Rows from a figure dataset
===
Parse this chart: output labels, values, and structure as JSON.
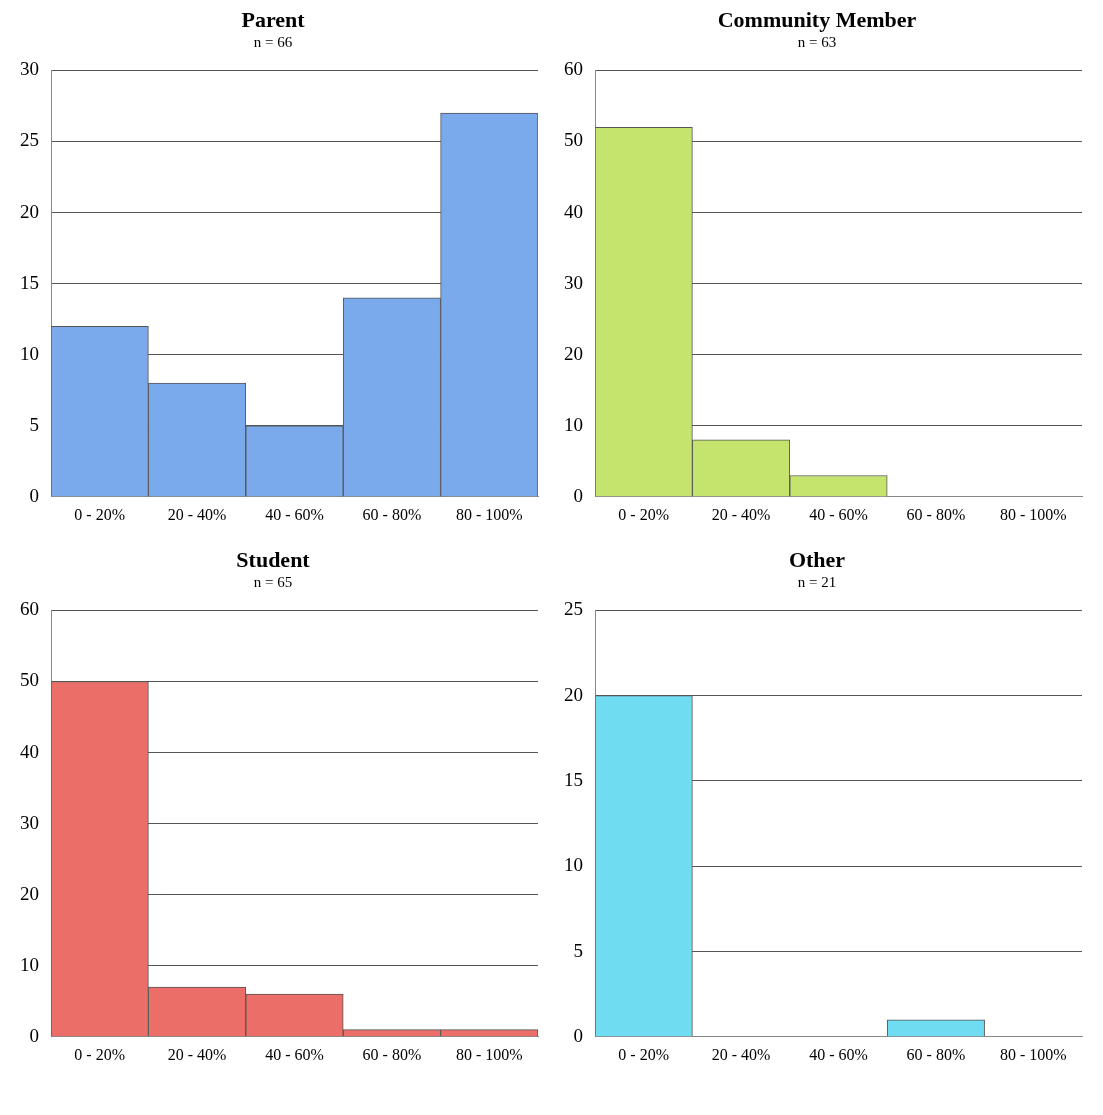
{
  "chart_data": [
    {
      "type": "bar",
      "title": "Parent",
      "subtitle": "n = 66",
      "categories": [
        "0 - 20%",
        "20 - 40%",
        "40 - 60%",
        "60 - 80%",
        "80 - 100%"
      ],
      "values": [
        12,
        8,
        5,
        14,
        27
      ],
      "color": "#7aa9ec",
      "ylim": [
        0,
        30
      ],
      "yticks": [
        0,
        5,
        10,
        15,
        20,
        25,
        30
      ],
      "grid": "y",
      "legend": false
    },
    {
      "type": "bar",
      "title": "Community Member",
      "subtitle": "n = 63",
      "categories": [
        "0 - 20%",
        "20 - 40%",
        "40 - 60%",
        "60 - 80%",
        "80 - 100%"
      ],
      "values": [
        52,
        8,
        3,
        0,
        0
      ],
      "color": "#c5e46e",
      "ylim": [
        0,
        60
      ],
      "yticks": [
        0,
        10,
        20,
        30,
        40,
        50,
        60
      ],
      "grid": "y",
      "legend": false
    },
    {
      "type": "bar",
      "title": "Student",
      "subtitle": "n = 65",
      "categories": [
        "0 - 20%",
        "20 - 40%",
        "40 - 60%",
        "60 - 80%",
        "80 - 100%"
      ],
      "values": [
        50,
        7,
        6,
        1,
        1
      ],
      "color": "#ec6e68",
      "ylim": [
        0,
        60
      ],
      "yticks": [
        0,
        10,
        20,
        30,
        40,
        50,
        60
      ],
      "grid": "y",
      "legend": false
    },
    {
      "type": "bar",
      "title": "Other",
      "subtitle": "n = 21",
      "categories": [
        "0 - 20%",
        "20 - 40%",
        "40 - 60%",
        "60 - 80%",
        "80 - 100%"
      ],
      "values": [
        20,
        0,
        0,
        1,
        0
      ],
      "color": "#6fdcf2",
      "ylim": [
        0,
        25
      ],
      "yticks": [
        0,
        5,
        10,
        15,
        20,
        25
      ],
      "grid": "y",
      "legend": false
    }
  ]
}
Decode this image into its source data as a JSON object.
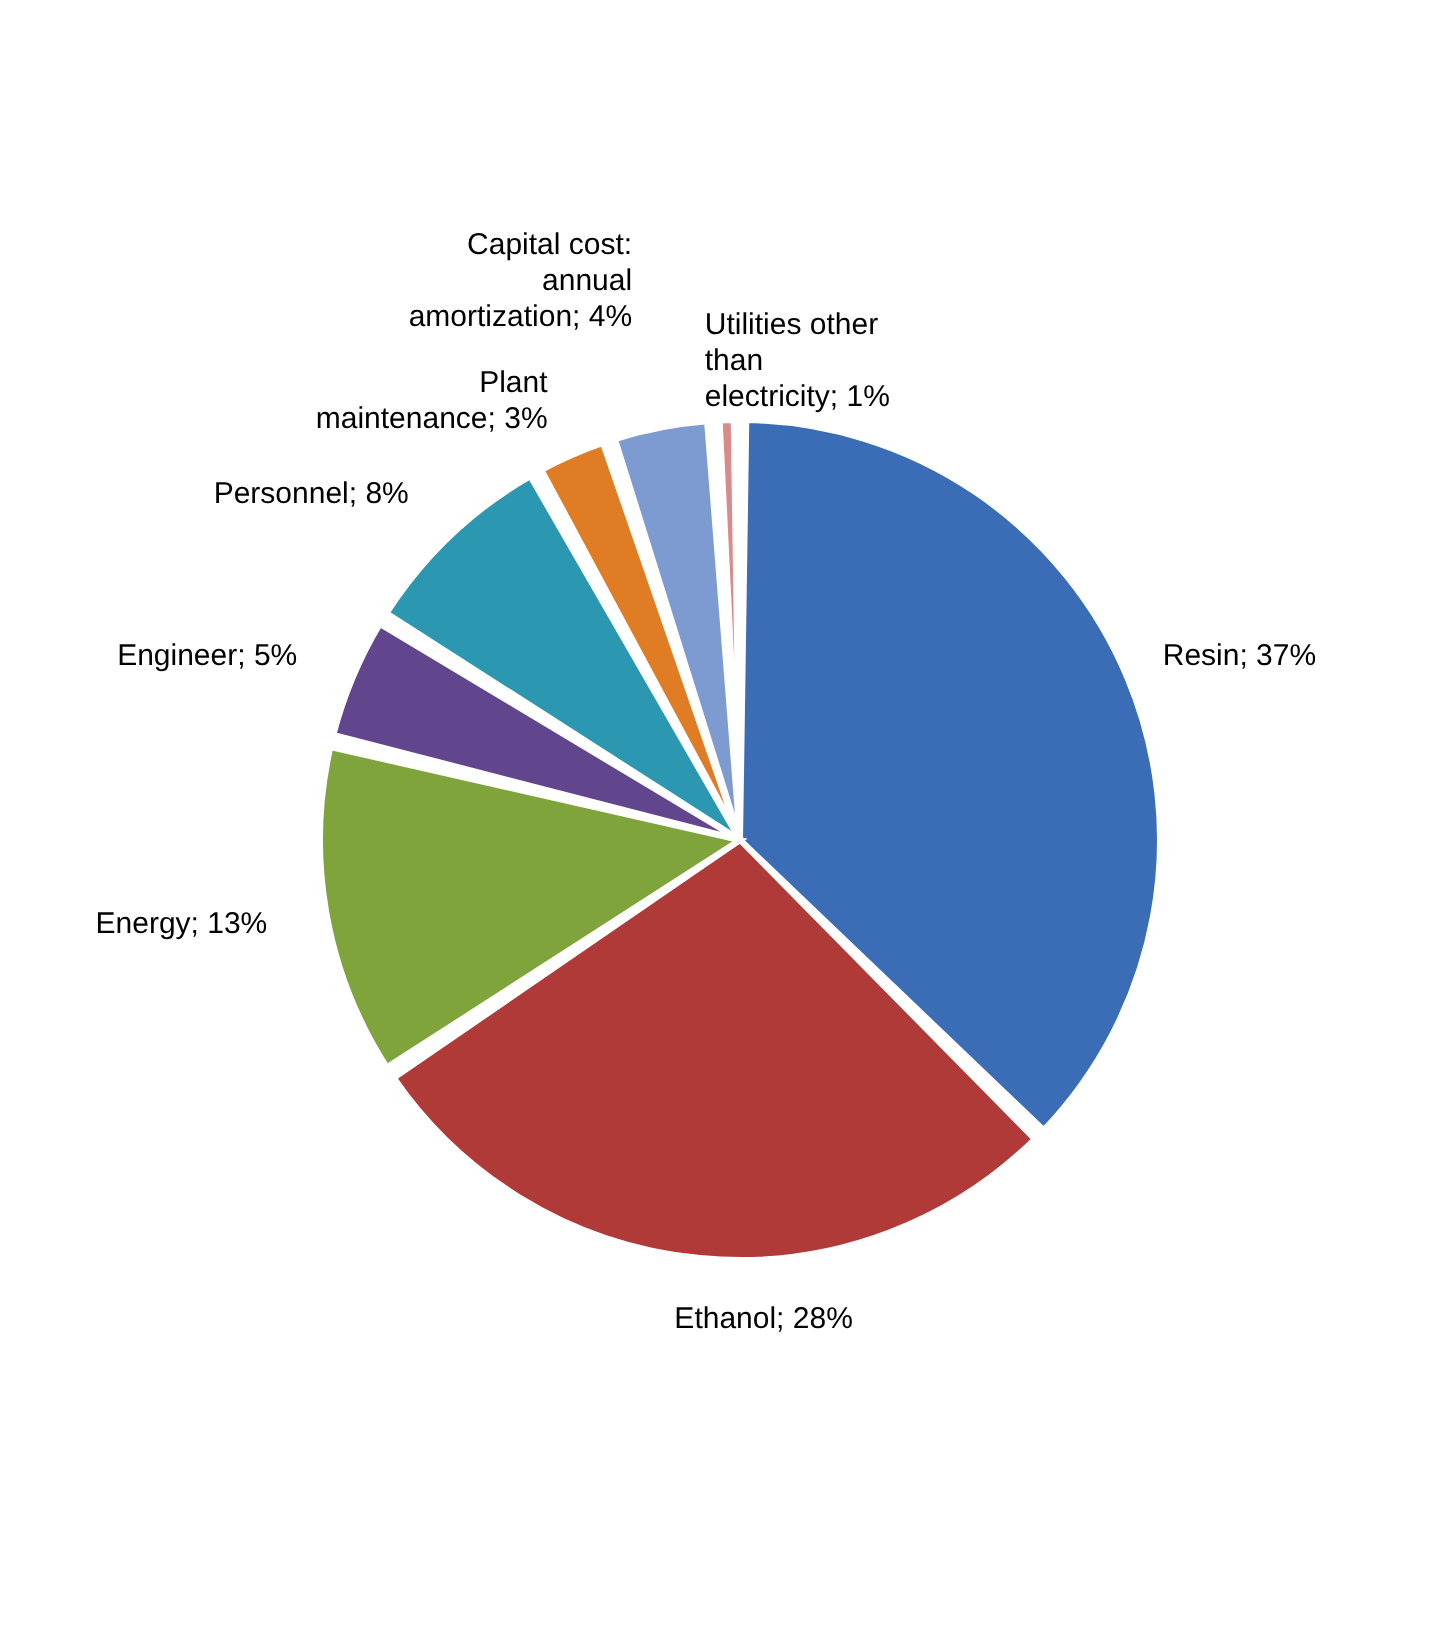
{
  "chart_data": {
    "type": "pie",
    "categories": [
      "Resin",
      "Ethanol",
      "Energy",
      "Engineer",
      "Personnel",
      "Plant maintenance",
      "Capital cost: annual amortization",
      "Utilities other than electricity"
    ],
    "values": [
      37,
      28,
      13,
      5,
      8,
      3,
      4,
      1
    ],
    "colors": [
      "#3a6db5",
      "#b03a37",
      "#7fa43b",
      "#61468e",
      "#2c97b0",
      "#e07c24",
      "#7d9bd0",
      "#d98a8a"
    ],
    "value_labels": [
      "37%",
      "28%",
      "13%",
      "5%",
      "8%",
      "3%",
      "4%",
      "1%"
    ]
  }
}
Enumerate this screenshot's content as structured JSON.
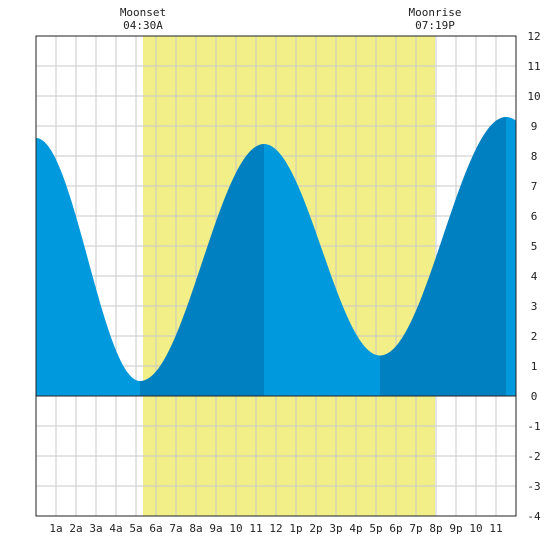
{
  "chart_data": {
    "type": "area",
    "title": "",
    "xlabel": "",
    "ylabel": "",
    "x_range": [
      0,
      24
    ],
    "ylim": [
      -4,
      12
    ],
    "y_ticks": [
      -4,
      -3,
      -2,
      -1,
      0,
      1,
      2,
      3,
      4,
      5,
      6,
      7,
      8,
      9,
      10,
      11,
      12
    ],
    "x_ticks": [
      {
        "x": 1,
        "label": "1a"
      },
      {
        "x": 2,
        "label": "2a"
      },
      {
        "x": 3,
        "label": "3a"
      },
      {
        "x": 4,
        "label": "4a"
      },
      {
        "x": 5,
        "label": "5a"
      },
      {
        "x": 6,
        "label": "6a"
      },
      {
        "x": 7,
        "label": "7a"
      },
      {
        "x": 8,
        "label": "8a"
      },
      {
        "x": 9,
        "label": "9a"
      },
      {
        "x": 10,
        "label": "10"
      },
      {
        "x": 11,
        "label": "11"
      },
      {
        "x": 12,
        "label": "12"
      },
      {
        "x": 13,
        "label": "1p"
      },
      {
        "x": 14,
        "label": "2p"
      },
      {
        "x": 15,
        "label": "3p"
      },
      {
        "x": 16,
        "label": "4p"
      },
      {
        "x": 17,
        "label": "5p"
      },
      {
        "x": 18,
        "label": "6p"
      },
      {
        "x": 19,
        "label": "7p"
      },
      {
        "x": 20,
        "label": "8p"
      },
      {
        "x": 21,
        "label": "9p"
      },
      {
        "x": 22,
        "label": "10"
      },
      {
        "x": 23,
        "label": "11"
      }
    ],
    "grid": true,
    "tide_extremes": [
      {
        "x": 0.0,
        "y": 8.6
      },
      {
        "x": 5.2,
        "y": 0.5
      },
      {
        "x": 11.4,
        "y": 8.4
      },
      {
        "x": 17.2,
        "y": 1.35
      },
      {
        "x": 23.5,
        "y": 9.3
      }
    ],
    "daylight_band": {
      "start": 5.35,
      "end": 19.95
    },
    "moon_events": [
      {
        "name": "Moonset",
        "time": "04:30A",
        "x": 5.35
      },
      {
        "name": "Moonrise",
        "time": "07:19P",
        "x": 19.95
      }
    ],
    "colors": {
      "rising_fill": "#0080c0",
      "falling_fill": "#0099dd",
      "daylight": "#f2ee88",
      "grid": "#c8c8c8",
      "border": "#222222"
    }
  }
}
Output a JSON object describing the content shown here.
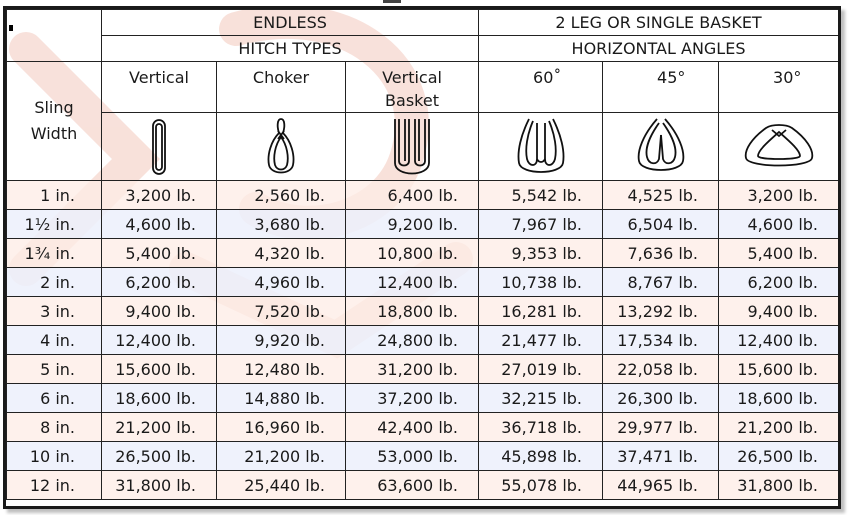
{
  "header": {
    "endless": "ENDLESS",
    "hitch_types": "HITCH TYPES",
    "two_leg": "2 LEG OR SINGLE BASKET",
    "horizontal_angles": "HORIZONTAL ANGLES"
  },
  "columns": {
    "sling_width": [
      "Sling",
      "Width"
    ],
    "vertical": "Vertical",
    "choker": "Choker",
    "vertical_basket": [
      "Vertical",
      "Basket"
    ],
    "deg60": "60˚",
    "deg45": "45°",
    "deg30": "30°"
  },
  "icons": [
    "vertical-sling-icon",
    "choker-hitch-icon",
    "vertical-basket-icon",
    "basket-60-degree-icon",
    "basket-45-degree-icon",
    "basket-30-degree-icon"
  ],
  "colors": {
    "row_pink": "#fdece6",
    "row_blue": "#ecf0fc",
    "border": "#222222",
    "watermark": "#f3c9bd"
  },
  "rows": [
    [
      "1 in.",
      "3,200 lb.",
      "2,560 lb.",
      "6,400 lb.",
      "5,542 lb.",
      "4,525 lb.",
      "3,200 lb."
    ],
    [
      "1½ in.",
      "4,600 lb.",
      "3,680 lb.",
      "9,200 lb.",
      "7,967 lb.",
      "6,504 lb.",
      "4,600 lb."
    ],
    [
      "1¾ in.",
      "5,400 lb.",
      "4,320 lb.",
      "10,800 lb.",
      "9,353 lb.",
      "7,636 lb.",
      "5,400 lb."
    ],
    [
      "2 in.",
      "6,200 lb.",
      "4,960 lb.",
      "12,400 lb.",
      "10,738 lb.",
      "8,767 lb.",
      "6,200 lb."
    ],
    [
      "3 in.",
      "9,400 lb.",
      "7,520 lb.",
      "18,800 lb.",
      "16,281 lb.",
      "13,292 lb.",
      "9,400 lb."
    ],
    [
      "4 in.",
      "12,400 lb.",
      "9,920 lb.",
      "24,800 lb.",
      "21,477 lb.",
      "17,534 lb.",
      "12,400 lb."
    ],
    [
      "5 in.",
      "15,600 lb.",
      "12,480 lb.",
      "31,200 lb.",
      "27,019 lb.",
      "22,058 lb.",
      "15,600 lb."
    ],
    [
      "6 in.",
      "18,600 lb.",
      "14,880 lb.",
      "37,200 lb.",
      "32,215 lb.",
      "26,300 lb.",
      "18,600 lb."
    ],
    [
      "8 in.",
      "21,200 lb.",
      "16,960 lb.",
      "42,400 lb.",
      "36,718 lb.",
      "29,977 lb.",
      "21,200 lb."
    ],
    [
      "10 in.",
      "26,500 lb.",
      "21,200 lb.",
      "53,000 lb.",
      "45,898 lb.",
      "37,471 lb.",
      "26,500 lb."
    ],
    [
      "12 in.",
      "31,800 lb.",
      "25,440 lb.",
      "63,600 lb.",
      "55,078 lb.",
      "44,965 lb.",
      "31,800 lb."
    ]
  ]
}
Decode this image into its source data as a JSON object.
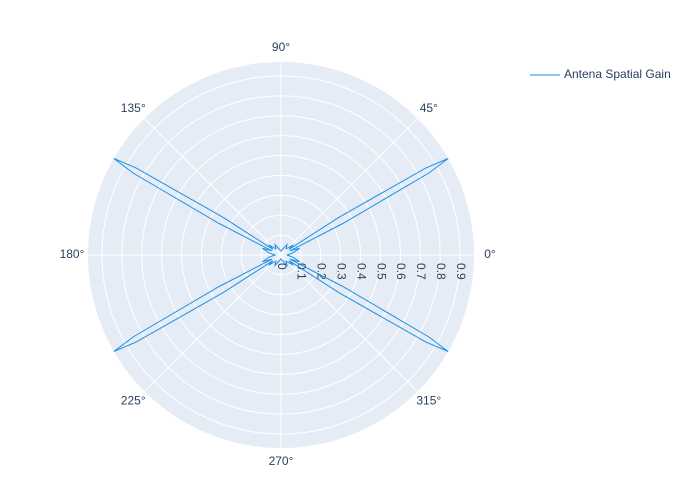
{
  "chart_data": {
    "type": "polar-line",
    "theta": [
      0,
      10,
      20,
      25,
      27,
      29,
      30,
      31,
      33,
      35,
      40,
      50,
      60,
      75,
      90,
      105,
      120,
      130,
      140,
      145,
      147,
      149,
      150,
      151,
      153,
      155,
      160,
      170,
      180,
      190,
      200,
      205,
      207,
      209,
      210,
      211,
      213,
      215,
      220,
      230,
      240,
      255,
      270,
      285,
      300,
      310,
      320,
      325,
      327,
      329,
      330,
      331,
      333,
      335,
      340,
      350,
      360
    ],
    "series": [
      {
        "name": "Antena Spatial Gain",
        "color": "#1e90e6",
        "values": [
          0.03,
          0.06,
          0.1,
          0.05,
          0.35,
          0.85,
          0.97,
          0.85,
          0.35,
          0.05,
          0.08,
          0.04,
          0.06,
          0.03,
          0.02,
          0.03,
          0.06,
          0.04,
          0.08,
          0.05,
          0.35,
          0.85,
          0.97,
          0.85,
          0.35,
          0.05,
          0.1,
          0.06,
          0.03,
          0.06,
          0.1,
          0.05,
          0.35,
          0.85,
          0.97,
          0.85,
          0.35,
          0.05,
          0.08,
          0.04,
          0.06,
          0.03,
          0.02,
          0.03,
          0.06,
          0.04,
          0.08,
          0.05,
          0.35,
          0.85,
          0.97,
          0.85,
          0.35,
          0.05,
          0.1,
          0.06,
          0.03
        ]
      }
    ],
    "rlim": [
      0,
      0.97
    ],
    "rticks": [
      0,
      0.1,
      0.2,
      0.3,
      0.4,
      0.5,
      0.6,
      0.7,
      0.8,
      0.9
    ],
    "thetaticks": [
      {
        "value": 0,
        "label": "0°"
      },
      {
        "value": 45,
        "label": "45°"
      },
      {
        "value": 90,
        "label": "90°"
      },
      {
        "value": 135,
        "label": "135°"
      },
      {
        "value": 180,
        "label": "180°"
      },
      {
        "value": 225,
        "label": "225°"
      },
      {
        "value": 270,
        "label": "270°"
      },
      {
        "value": 315,
        "label": "315°"
      }
    ],
    "grid": true,
    "legend": "top-right"
  }
}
===
CHALLENGE >> Read the lines above. Gather those in which the string "subtitle" is found.

EXERCISE RESPONSE >>
      "subtitle": "n = 66",
      "subtitle": "n = 63",
      "subtitle": "n = 65",
      "subtitle": "n = 21",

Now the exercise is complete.